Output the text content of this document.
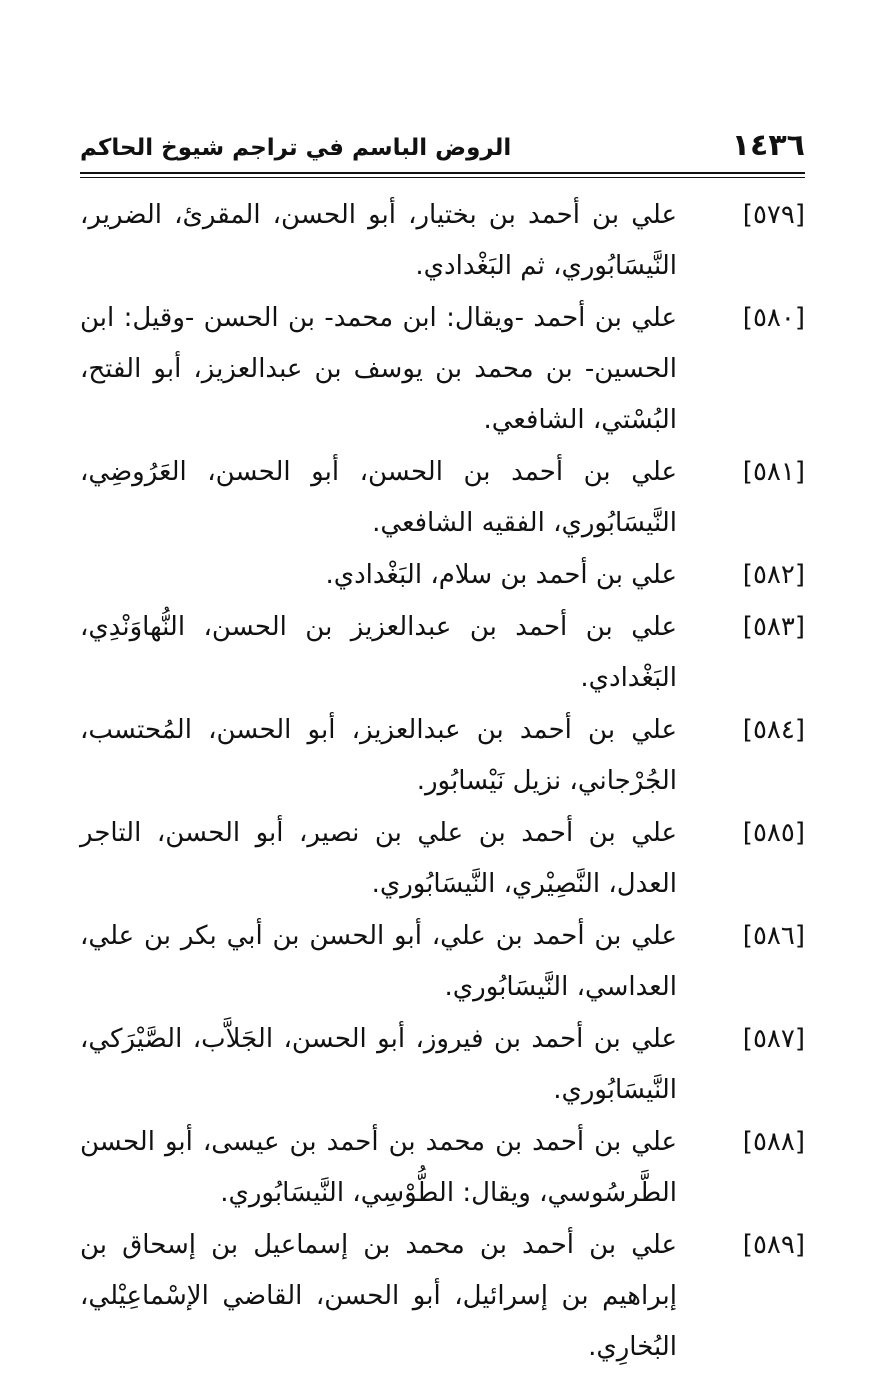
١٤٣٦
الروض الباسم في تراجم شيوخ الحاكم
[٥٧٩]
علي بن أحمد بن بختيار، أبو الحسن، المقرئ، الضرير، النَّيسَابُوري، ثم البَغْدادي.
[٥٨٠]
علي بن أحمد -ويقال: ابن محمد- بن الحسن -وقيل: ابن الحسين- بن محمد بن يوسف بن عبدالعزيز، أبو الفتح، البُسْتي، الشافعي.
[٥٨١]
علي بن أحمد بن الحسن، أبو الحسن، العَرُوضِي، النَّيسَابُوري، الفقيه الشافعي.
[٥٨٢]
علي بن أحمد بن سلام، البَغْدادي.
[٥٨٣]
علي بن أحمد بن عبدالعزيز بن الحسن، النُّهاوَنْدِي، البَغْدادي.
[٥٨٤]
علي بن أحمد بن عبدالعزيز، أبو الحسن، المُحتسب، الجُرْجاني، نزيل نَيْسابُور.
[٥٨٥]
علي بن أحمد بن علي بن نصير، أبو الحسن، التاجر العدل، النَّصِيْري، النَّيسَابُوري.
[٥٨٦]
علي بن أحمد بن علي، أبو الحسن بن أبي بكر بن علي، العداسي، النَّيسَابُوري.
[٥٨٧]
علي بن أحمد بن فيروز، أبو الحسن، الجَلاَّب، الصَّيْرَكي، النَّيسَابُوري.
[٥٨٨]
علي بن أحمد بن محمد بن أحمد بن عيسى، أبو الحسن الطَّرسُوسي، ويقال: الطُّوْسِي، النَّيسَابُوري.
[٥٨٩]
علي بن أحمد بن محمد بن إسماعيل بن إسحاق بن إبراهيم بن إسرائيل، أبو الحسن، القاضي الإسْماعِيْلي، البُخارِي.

★ ★ ★

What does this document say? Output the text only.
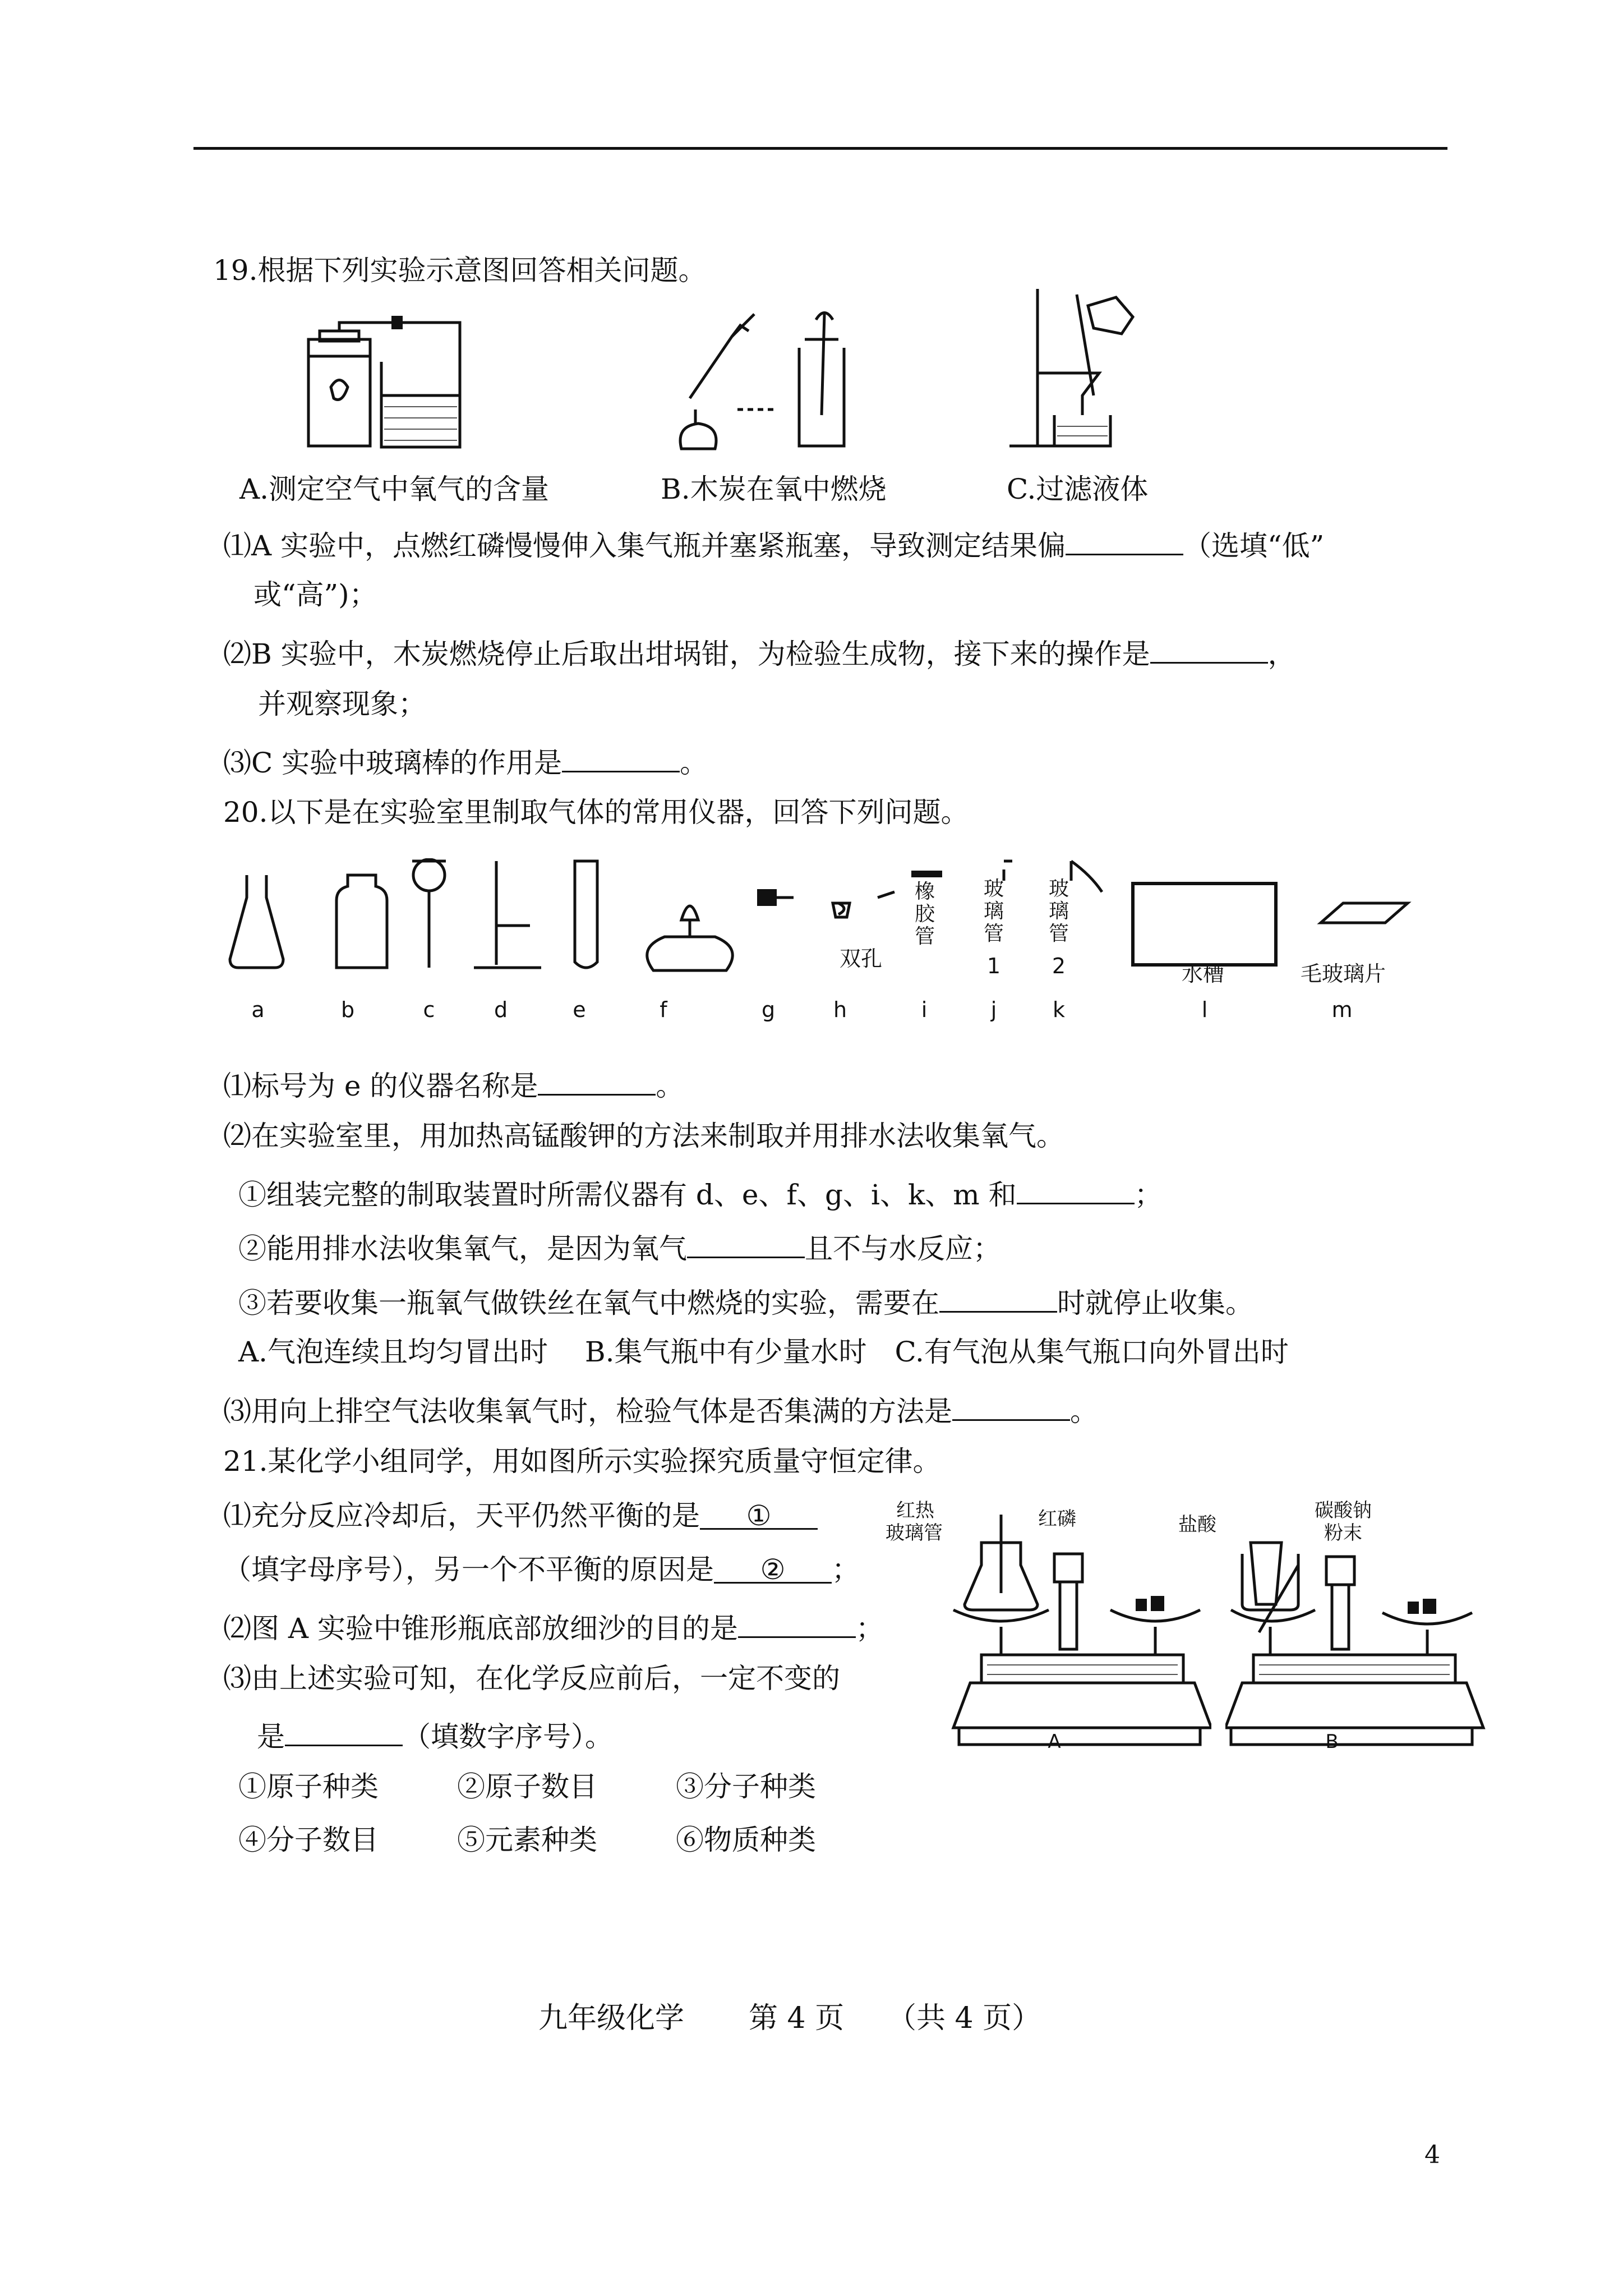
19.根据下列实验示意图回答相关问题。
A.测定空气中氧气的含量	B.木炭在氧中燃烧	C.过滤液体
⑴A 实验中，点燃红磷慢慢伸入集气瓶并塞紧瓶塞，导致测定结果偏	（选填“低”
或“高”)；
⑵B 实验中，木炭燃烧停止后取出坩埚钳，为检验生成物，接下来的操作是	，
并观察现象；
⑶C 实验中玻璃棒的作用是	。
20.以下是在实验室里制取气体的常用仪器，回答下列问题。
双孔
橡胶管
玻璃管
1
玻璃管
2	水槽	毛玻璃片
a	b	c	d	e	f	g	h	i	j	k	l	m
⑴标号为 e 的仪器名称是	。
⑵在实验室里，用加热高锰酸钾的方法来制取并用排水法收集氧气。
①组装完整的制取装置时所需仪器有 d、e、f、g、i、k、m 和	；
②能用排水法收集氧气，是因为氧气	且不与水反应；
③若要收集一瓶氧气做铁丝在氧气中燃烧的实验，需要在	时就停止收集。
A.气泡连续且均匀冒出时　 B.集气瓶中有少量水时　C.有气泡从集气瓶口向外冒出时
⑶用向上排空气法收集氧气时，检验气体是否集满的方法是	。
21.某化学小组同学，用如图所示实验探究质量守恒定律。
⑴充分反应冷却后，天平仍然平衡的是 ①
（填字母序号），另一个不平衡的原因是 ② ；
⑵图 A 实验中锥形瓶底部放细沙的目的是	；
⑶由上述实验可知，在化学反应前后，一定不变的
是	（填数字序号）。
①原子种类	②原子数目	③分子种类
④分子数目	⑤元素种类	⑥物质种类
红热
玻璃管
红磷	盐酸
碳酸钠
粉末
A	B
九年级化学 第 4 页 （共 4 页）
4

★ ★ ★

Identify the lines above with the word "document". Copy them.

Output the text content of this document.
What does this document say? Output the text only.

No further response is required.